- **Data to process**:
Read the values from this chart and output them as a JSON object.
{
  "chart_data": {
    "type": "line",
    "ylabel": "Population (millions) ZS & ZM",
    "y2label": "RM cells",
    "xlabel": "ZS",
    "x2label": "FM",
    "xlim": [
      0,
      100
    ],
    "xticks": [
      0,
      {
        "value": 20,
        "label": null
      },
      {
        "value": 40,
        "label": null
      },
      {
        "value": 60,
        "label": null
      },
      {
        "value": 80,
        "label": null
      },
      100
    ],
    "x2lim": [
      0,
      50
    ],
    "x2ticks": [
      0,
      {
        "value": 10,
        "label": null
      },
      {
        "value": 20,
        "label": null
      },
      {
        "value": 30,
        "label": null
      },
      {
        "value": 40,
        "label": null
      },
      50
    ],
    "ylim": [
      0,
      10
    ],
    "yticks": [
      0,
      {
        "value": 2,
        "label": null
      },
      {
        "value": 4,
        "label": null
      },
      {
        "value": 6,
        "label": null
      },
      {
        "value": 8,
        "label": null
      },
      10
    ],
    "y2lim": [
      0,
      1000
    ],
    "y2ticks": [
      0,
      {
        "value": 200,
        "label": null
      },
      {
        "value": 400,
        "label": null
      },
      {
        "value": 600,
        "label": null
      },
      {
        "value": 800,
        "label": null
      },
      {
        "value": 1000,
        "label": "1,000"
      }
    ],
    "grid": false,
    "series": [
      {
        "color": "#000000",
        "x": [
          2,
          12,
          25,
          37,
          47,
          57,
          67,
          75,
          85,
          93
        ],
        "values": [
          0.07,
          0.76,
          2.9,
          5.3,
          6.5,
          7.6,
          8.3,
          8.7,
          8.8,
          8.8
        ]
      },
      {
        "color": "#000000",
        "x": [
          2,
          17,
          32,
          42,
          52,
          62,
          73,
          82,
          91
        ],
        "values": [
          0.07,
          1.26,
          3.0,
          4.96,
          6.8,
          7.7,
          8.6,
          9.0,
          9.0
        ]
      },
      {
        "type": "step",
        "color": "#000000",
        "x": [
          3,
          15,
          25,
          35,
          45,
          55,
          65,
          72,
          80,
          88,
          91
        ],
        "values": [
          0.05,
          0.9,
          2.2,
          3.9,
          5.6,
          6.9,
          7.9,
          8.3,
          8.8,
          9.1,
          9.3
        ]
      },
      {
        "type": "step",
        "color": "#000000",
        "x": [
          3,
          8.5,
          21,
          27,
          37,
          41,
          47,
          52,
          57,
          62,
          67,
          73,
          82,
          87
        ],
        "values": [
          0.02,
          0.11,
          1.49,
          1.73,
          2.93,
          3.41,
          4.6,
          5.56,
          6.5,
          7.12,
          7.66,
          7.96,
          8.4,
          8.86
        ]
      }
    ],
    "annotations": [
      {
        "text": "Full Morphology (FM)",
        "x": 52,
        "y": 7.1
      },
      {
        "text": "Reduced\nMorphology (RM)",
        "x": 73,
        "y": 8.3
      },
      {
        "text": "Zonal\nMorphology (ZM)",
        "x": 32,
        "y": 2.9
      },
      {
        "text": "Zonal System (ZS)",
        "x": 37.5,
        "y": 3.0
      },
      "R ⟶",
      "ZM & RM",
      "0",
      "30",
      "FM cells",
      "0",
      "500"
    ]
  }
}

- **Task brief**: Each record should be repeated in full, exactly as it is written.

- **Output below**:
Read the values from this chart and output them as a JSON object.
{
  "chart_data": {
    "type": "line",
    "ylabel": "Population (millions) ZS & ZM",
    "y2label": "RM cells",
    "xlabel": "ZS",
    "x2label": "FM",
    "xlim": [
      0,
      100
    ],
    "xticks": [
      0,
      {
        "value": 20,
        "label": null
      },
      {
        "value": 40,
        "label": null
      },
      {
        "value": 60,
        "label": null
      },
      {
        "value": 80,
        "label": null
      },
      100
    ],
    "x2lim": [
      0,
      50
    ],
    "x2ticks": [
      0,
      {
        "value": 10,
        "label": null
      },
      {
        "value": 20,
        "label": null
      },
      {
        "value": 30,
        "label": null
      },
      {
        "value": 40,
        "label": null
      },
      50
    ],
    "ylim": [
      0,
      10
    ],
    "yticks": [
      0,
      {
        "value": 2,
        "label": null
      },
      {
        "value": 4,
        "label": null
      },
      {
        "value": 6,
        "label": null
      },
      {
        "value": 8,
        "label": null
      },
      10
    ],
    "y2lim": [
      0,
      1000
    ],
    "y2ticks": [
      0,
      {
        "value": 200,
        "label": null
      },
      {
        "value": 400,
        "label": null
      },
      {
        "value": 600,
        "label": null
      },
      {
        "value": 800,
        "label": null
      },
      {
        "value": 1000,
        "label": "1,000"
      }
    ],
    "grid": false,
    "series": [
      {
        "color": "#000000",
        "x": [
          2,
          12,
          25,
          37,
          47,
          57,
          67,
          75,
          85,
          93
        ],
        "values": [
          0.07,
          0.76,
          2.9,
          5.3,
          6.5,
          7.6,
          8.3,
          8.7,
          8.8,
          8.8
        ]
      },
      {
        "color": "#000000",
        "x": [
          2,
          17,
          32,
          42,
          52,
          62,
          73,
          82,
          91
        ],
        "values": [
          0.07,
          1.26,
          3.0,
          4.96,
          6.8,
          7.7,
          8.6,
          9.0,
          9.0
        ]
      },
      {
        "type": "step",
        "color": "#000000",
        "x": [
          3,
          15,
          25,
          35,
          45,
          55,
          65,
          72,
          80,
          88,
          91
        ],
        "values": [
          0.05,
          0.9,
          2.2,
          3.9,
          5.6,
          6.9,
          7.9,
          8.3,
          8.8,
          9.1,
          9.3
        ]
      },
      {
        "type": "step",
        "color": "#000000",
        "x": [
          3,
          8.5,
          21,
          27,
          37,
          41,
          47,
          52,
          57,
          62,
          67,
          73,
          82,
          87
        ],
        "values": [
          0.02,
          0.11,
          1.49,
          1.73,
          2.93,
          3.41,
          4.6,
          5.56,
          6.5,
          7.12,
          7.66,
          7.96,
          8.4,
          8.86
        ]
      }
    ],
    "annotations": [
      {
        "text": "Full Morphology (FM)",
        "x": 52,
        "y": 7.1
      },
      {
        "text": "Reduced\nMorphology (RM)",
        "x": 73,
        "y": 8.3
      },
      {
        "text": "Zonal\nMorphology (ZM)",
        "x": 32,
        "y": 2.9
      },
      {
        "text": "Zonal System (ZS)",
        "x": 37.5,
        "y": 3.0
      },
      "R ⟶",
      "ZM & RM",
      "0",
      "30",
      "FM cells",
      "0",
      "500"
    ]
  }
}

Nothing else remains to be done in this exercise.